Given instruction: Quote only the lines that start at the line with "Type out the text in this image." and run to the end of the entries; omit the pictures.

Available data:
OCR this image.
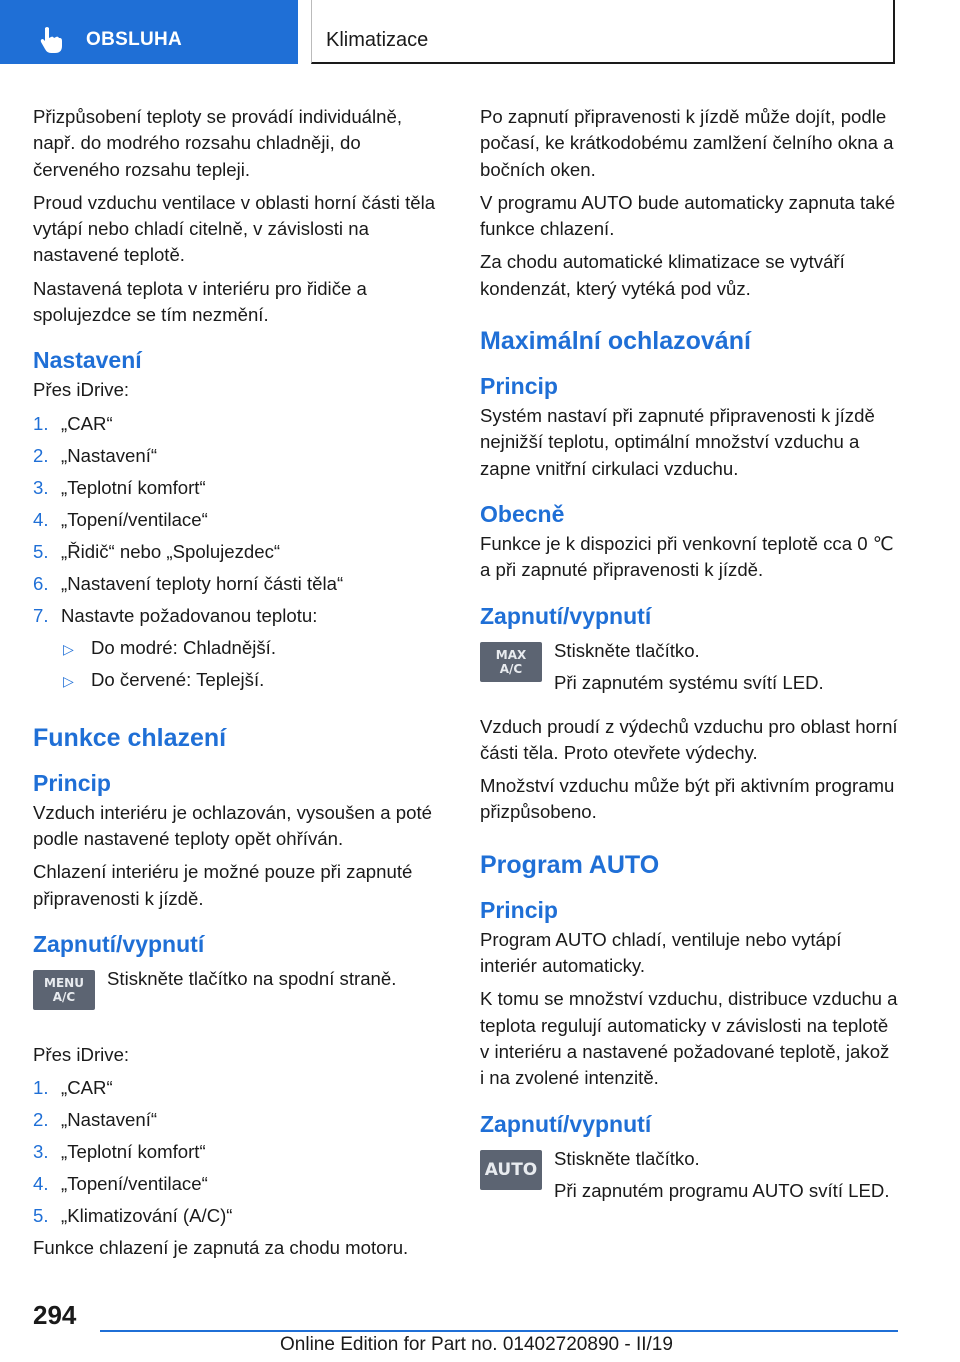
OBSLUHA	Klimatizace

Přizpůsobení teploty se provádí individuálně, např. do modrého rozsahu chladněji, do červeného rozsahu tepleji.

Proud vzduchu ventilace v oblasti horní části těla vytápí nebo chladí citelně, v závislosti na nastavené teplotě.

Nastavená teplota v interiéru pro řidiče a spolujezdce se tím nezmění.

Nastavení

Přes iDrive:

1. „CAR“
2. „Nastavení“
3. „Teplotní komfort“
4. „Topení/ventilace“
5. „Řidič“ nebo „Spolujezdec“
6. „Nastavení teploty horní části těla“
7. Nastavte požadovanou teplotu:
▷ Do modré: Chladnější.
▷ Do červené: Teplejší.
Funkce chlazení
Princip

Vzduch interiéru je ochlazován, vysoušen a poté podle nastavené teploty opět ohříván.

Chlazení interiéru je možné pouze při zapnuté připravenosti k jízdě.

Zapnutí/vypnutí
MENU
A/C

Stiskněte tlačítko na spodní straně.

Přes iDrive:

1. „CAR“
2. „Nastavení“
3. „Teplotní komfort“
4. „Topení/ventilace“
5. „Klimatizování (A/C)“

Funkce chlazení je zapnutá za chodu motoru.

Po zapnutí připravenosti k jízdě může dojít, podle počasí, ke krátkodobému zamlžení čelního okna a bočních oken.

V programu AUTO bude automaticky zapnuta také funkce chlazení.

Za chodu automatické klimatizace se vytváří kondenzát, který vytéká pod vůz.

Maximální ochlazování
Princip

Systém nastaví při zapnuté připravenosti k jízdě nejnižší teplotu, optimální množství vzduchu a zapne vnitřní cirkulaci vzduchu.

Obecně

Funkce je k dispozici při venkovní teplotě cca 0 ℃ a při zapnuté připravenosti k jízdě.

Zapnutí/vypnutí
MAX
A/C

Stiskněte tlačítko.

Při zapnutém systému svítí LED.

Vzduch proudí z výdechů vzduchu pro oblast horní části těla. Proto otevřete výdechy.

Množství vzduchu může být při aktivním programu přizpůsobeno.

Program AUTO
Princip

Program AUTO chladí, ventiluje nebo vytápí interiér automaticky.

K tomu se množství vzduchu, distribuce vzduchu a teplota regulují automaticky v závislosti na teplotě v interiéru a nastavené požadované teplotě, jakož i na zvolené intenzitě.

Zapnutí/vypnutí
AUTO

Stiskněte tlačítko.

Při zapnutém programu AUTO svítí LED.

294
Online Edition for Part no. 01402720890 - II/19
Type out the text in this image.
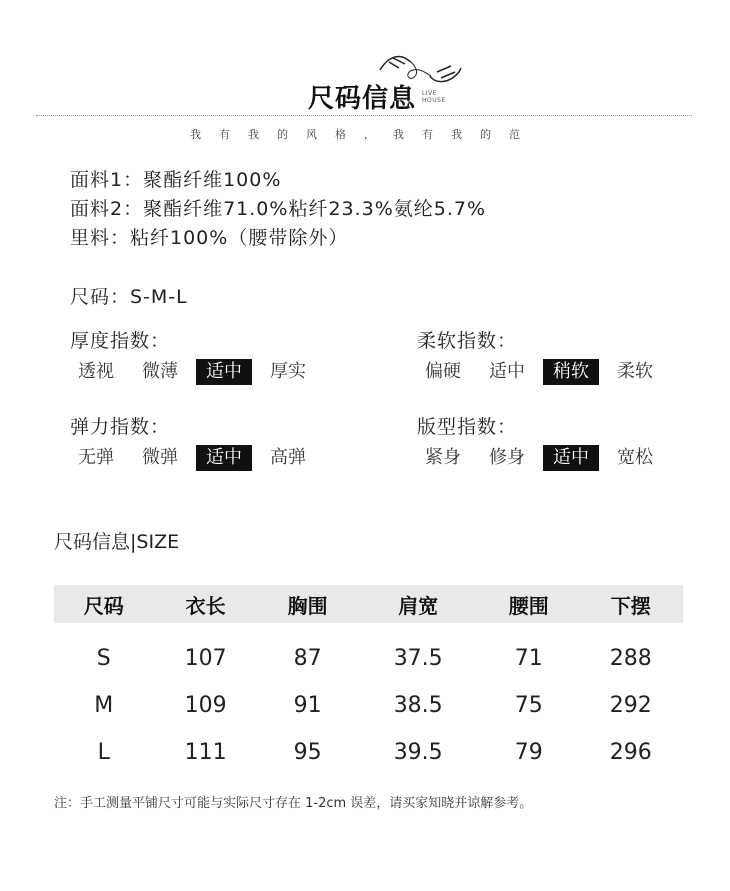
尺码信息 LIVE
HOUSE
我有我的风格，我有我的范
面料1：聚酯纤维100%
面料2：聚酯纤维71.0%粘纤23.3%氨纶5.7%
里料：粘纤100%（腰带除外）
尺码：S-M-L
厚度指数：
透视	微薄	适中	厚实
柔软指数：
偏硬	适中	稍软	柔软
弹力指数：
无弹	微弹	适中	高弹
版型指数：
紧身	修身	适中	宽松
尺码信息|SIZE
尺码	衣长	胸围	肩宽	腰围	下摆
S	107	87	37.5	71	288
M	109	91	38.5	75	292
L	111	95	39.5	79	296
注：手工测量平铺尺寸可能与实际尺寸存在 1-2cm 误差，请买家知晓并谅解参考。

The completed task:
Type out the text in this image.
尺码信息 LIVE
HOUSE
我有我的风格，我有我的范
面料1：聚酯纤维100%
面料2：聚酯纤维71.0%粘纤23.3%氨纶5.7%
里料：粘纤100%（腰带除外）
尺码：S-M-L
厚度指数：
透视	微薄	适中	厚实
柔软指数：
偏硬	适中	稍软	柔软
弹力指数：
无弹	微弹	适中	高弹
版型指数：
紧身	修身	适中	宽松
尺码信息|SIZE
尺码	衣长	胸围	肩宽	腰围	下摆
S	107	87	37.5	71	288
M	109	91	38.5	75	292
L	111	95	39.5	79	296
注：手工测量平铺尺寸可能与实际尺寸存在 1-2cm 误差，请买家知晓并谅解参考。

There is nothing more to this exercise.